Repeat the records below exactly.
— BEGIN Material to process —
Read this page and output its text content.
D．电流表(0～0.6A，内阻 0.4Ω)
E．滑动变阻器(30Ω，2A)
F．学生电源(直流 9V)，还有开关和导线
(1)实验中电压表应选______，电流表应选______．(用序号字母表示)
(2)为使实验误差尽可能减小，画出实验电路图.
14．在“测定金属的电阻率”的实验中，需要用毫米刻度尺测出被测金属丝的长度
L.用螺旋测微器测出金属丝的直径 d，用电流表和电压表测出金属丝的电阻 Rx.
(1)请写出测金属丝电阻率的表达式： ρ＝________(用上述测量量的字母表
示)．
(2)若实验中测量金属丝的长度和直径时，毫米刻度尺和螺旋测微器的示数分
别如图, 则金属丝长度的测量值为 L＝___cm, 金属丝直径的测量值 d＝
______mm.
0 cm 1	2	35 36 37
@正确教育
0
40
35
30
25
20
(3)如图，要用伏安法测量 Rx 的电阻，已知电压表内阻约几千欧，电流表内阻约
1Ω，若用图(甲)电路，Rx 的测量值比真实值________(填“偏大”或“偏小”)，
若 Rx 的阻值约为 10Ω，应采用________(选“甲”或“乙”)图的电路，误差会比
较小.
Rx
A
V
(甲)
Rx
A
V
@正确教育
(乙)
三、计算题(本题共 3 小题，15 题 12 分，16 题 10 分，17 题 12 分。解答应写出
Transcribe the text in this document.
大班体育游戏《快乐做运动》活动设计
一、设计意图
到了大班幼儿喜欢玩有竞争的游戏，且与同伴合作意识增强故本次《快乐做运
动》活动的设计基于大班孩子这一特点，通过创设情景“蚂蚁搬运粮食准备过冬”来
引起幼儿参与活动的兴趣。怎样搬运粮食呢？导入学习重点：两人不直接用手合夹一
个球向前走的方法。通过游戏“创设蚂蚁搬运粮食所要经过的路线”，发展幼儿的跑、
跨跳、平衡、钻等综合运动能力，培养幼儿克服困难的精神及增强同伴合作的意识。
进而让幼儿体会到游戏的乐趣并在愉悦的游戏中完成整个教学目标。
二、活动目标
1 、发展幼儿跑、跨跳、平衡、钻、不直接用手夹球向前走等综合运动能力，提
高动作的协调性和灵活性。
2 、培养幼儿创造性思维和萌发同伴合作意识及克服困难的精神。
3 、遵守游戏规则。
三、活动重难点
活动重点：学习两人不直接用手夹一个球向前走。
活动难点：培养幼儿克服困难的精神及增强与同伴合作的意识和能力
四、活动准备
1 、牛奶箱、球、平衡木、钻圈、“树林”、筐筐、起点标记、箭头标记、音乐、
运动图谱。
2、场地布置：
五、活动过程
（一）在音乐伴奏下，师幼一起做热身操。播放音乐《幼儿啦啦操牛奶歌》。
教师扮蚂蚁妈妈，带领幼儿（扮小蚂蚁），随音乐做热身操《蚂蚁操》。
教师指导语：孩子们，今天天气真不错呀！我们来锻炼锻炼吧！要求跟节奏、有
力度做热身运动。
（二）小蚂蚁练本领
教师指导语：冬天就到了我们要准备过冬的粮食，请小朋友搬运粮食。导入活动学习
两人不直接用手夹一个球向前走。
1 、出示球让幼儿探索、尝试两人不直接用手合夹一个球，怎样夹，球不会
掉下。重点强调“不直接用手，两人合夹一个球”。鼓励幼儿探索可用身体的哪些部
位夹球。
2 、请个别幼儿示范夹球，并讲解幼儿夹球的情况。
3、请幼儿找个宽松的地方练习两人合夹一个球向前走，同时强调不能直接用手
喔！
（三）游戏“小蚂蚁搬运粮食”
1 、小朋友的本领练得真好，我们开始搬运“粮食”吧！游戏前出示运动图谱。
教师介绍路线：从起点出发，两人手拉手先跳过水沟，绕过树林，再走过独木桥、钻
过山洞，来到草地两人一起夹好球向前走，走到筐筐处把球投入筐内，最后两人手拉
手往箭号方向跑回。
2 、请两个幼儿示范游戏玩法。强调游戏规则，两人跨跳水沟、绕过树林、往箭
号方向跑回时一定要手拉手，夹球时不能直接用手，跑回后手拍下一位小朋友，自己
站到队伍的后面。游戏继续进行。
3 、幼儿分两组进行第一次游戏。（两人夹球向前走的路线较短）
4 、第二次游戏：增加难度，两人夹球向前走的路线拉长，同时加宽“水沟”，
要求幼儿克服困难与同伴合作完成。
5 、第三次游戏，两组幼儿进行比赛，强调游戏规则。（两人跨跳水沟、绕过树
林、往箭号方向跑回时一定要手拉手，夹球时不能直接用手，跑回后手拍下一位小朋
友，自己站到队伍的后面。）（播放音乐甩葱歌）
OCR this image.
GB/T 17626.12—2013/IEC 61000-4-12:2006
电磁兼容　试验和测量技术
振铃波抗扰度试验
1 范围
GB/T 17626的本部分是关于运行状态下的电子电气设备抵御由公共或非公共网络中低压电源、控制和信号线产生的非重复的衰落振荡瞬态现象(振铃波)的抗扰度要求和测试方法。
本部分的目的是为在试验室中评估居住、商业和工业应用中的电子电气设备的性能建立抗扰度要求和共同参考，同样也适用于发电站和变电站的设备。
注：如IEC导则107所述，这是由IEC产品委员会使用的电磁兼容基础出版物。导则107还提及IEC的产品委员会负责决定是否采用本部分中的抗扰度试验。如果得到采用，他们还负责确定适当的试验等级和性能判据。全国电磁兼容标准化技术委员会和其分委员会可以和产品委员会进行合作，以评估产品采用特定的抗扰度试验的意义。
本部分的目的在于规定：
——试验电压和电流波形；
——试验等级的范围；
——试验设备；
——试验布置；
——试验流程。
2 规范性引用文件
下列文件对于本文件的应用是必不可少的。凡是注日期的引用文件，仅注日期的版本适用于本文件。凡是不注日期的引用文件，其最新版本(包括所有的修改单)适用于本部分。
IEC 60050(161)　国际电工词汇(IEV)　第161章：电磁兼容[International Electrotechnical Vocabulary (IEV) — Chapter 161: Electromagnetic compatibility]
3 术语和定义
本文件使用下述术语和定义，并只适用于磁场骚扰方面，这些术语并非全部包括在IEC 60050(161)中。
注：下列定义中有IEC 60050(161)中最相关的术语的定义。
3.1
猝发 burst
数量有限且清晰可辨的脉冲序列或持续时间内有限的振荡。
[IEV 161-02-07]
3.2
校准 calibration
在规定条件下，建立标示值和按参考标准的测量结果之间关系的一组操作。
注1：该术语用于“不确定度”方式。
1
— END Material to process —
### Task solution
Read this page and output its text content.
D．电流表(0～0.6A，内阻 0.4Ω)
E．滑动变阻器(30Ω，2A)
F．学生电源(直流 9V)，还有开关和导线
(1)实验中电压表应选______，电流表应选______．(用序号字母表示)
(2)为使实验误差尽可能减小，画出实验电路图.
14．在“测定金属的电阻率”的实验中，需要用毫米刻度尺测出被测金属丝的长度
L.用螺旋测微器测出金属丝的直径 d，用电流表和电压表测出金属丝的电阻 Rx.
(1)请写出测金属丝电阻率的表达式： ρ＝________(用上述测量量的字母表
示)．
(2)若实验中测量金属丝的长度和直径时，毫米刻度尺和螺旋测微器的示数分
别如图, 则金属丝长度的测量值为 L＝___cm, 金属丝直径的测量值 d＝
______mm.
0 cm 1	2	35 36 37
@正确教育
0
40
35
30
25
20
(3)如图，要用伏安法测量 Rx 的电阻，已知电压表内阻约几千欧，电流表内阻约
1Ω，若用图(甲)电路，Rx 的测量值比真实值________(填“偏大”或“偏小”)，
若 Rx 的阻值约为 10Ω，应采用________(选“甲”或“乙”)图的电路，误差会比
较小.
Rx
A
V
(甲)
Rx
A
V
@正确教育
(乙)
三、计算题(本题共 3 小题，15 题 12 分，16 题 10 分，17 题 12 分。解答应写出
Transcribe the text in this document.
大班体育游戏《快乐做运动》活动设计
一、设计意图
到了大班幼儿喜欢玩有竞争的游戏，且与同伴合作意识增强故本次《快乐做运
动》活动的设计基于大班孩子这一特点，通过创设情景“蚂蚁搬运粮食准备过冬”来
引起幼儿参与活动的兴趣。怎样搬运粮食呢？导入学习重点：两人不直接用手合夹一
个球向前走的方法。通过游戏“创设蚂蚁搬运粮食所要经过的路线”，发展幼儿的跑、
跨跳、平衡、钻等综合运动能力，培养幼儿克服困难的精神及增强同伴合作的意识。
进而让幼儿体会到游戏的乐趣并在愉悦的游戏中完成整个教学目标。
二、活动目标
1 、发展幼儿跑、跨跳、平衡、钻、不直接用手夹球向前走等综合运动能力，提
高动作的协调性和灵活性。
2 、培养幼儿创造性思维和萌发同伴合作意识及克服困难的精神。
3 、遵守游戏规则。
三、活动重难点
活动重点：学习两人不直接用手夹一个球向前走。
活动难点：培养幼儿克服困难的精神及增强与同伴合作的意识和能力
四、活动准备
1 、牛奶箱、球、平衡木、钻圈、“树林”、筐筐、起点标记、箭头标记、音乐、
运动图谱。
2、场地布置：
五、活动过程
（一）在音乐伴奏下，师幼一起做热身操。播放音乐《幼儿啦啦操牛奶歌》。
教师扮蚂蚁妈妈，带领幼儿（扮小蚂蚁），随音乐做热身操《蚂蚁操》。
教师指导语：孩子们，今天天气真不错呀！我们来锻炼锻炼吧！要求跟节奏、有
力度做热身运动。
（二）小蚂蚁练本领
教师指导语：冬天就到了我们要准备过冬的粮食，请小朋友搬运粮食。导入活动学习
两人不直接用手夹一个球向前走。
1 、出示球让幼儿探索、尝试两人不直接用手合夹一个球，怎样夹，球不会
掉下。重点强调“不直接用手，两人合夹一个球”。鼓励幼儿探索可用身体的哪些部
位夹球。
2 、请个别幼儿示范夹球，并讲解幼儿夹球的情况。
3、请幼儿找个宽松的地方练习两人合夹一个球向前走，同时强调不能直接用手
喔！
（三）游戏“小蚂蚁搬运粮食”
1 、小朋友的本领练得真好，我们开始搬运“粮食”吧！游戏前出示运动图谱。
教师介绍路线：从起点出发，两人手拉手先跳过水沟，绕过树林，再走过独木桥、钻
过山洞，来到草地两人一起夹好球向前走，走到筐筐处把球投入筐内，最后两人手拉
手往箭号方向跑回。
2 、请两个幼儿示范游戏玩法。强调游戏规则，两人跨跳水沟、绕过树林、往箭
号方向跑回时一定要手拉手，夹球时不能直接用手，跑回后手拍下一位小朋友，自己
站到队伍的后面。游戏继续进行。
3 、幼儿分两组进行第一次游戏。（两人夹球向前走的路线较短）
4 、第二次游戏：增加难度，两人夹球向前走的路线拉长，同时加宽“水沟”，
要求幼儿克服困难与同伴合作完成。
5 、第三次游戏，两组幼儿进行比赛，强调游戏规则。（两人跨跳水沟、绕过树
林、往箭号方向跑回时一定要手拉手，夹球时不能直接用手，跑回后手拍下一位小朋
友，自己站到队伍的后面。）（播放音乐甩葱歌）
OCR this image.
GB/T 17626.12—2013/IEC 61000-4-12:2006
电磁兼容　试验和测量技术
振铃波抗扰度试验
1 范围
GB/T 17626的本部分是关于运行状态下的电子电气设备抵御由公共或非公共网络中低压电源、控制和信号线产生的非重复的衰落振荡瞬态现象(振铃波)的抗扰度要求和测试方法。
本部分的目的是为在试验室中评估居住、商业和工业应用中的电子电气设备的性能建立抗扰度要求和共同参考，同样也适用于发电站和变电站的设备。
注：如IEC导则107所述，这是由IEC产品委员会使用的电磁兼容基础出版物。导则107还提及IEC的产品委员会负责决定是否采用本部分中的抗扰度试验。如果得到采用，他们还负责确定适当的试验等级和性能判据。全国电磁兼容标准化技术委员会和其分委员会可以和产品委员会进行合作，以评估产品采用特定的抗扰度试验的意义。
本部分的目的在于规定：
——试验电压和电流波形；
——试验等级的范围；
——试验设备；
——试验布置；
——试验流程。
2 规范性引用文件
下列文件对于本文件的应用是必不可少的。凡是注日期的引用文件，仅注日期的版本适用于本文件。凡是不注日期的引用文件，其最新版本(包括所有的修改单)适用于本部分。
IEC 60050(161)　国际电工词汇(IEV)　第161章：电磁兼容[International Electrotechnical Vocabulary (IEV) — Chapter 161: Electromagnetic compatibility]
3 术语和定义
本文件使用下述术语和定义，并只适用于磁场骚扰方面，这些术语并非全部包括在IEC 60050(161)中。
注：下列定义中有IEC 60050(161)中最相关的术语的定义。
3.1
猝发 burst
数量有限且清晰可辨的脉冲序列或持续时间内有限的振荡。
[IEV 161-02-07]
3.2
校准 calibration
在规定条件下，建立标示值和按参考标准的测量结果之间关系的一组操作。
注1：该术语用于“不确定度”方式。
1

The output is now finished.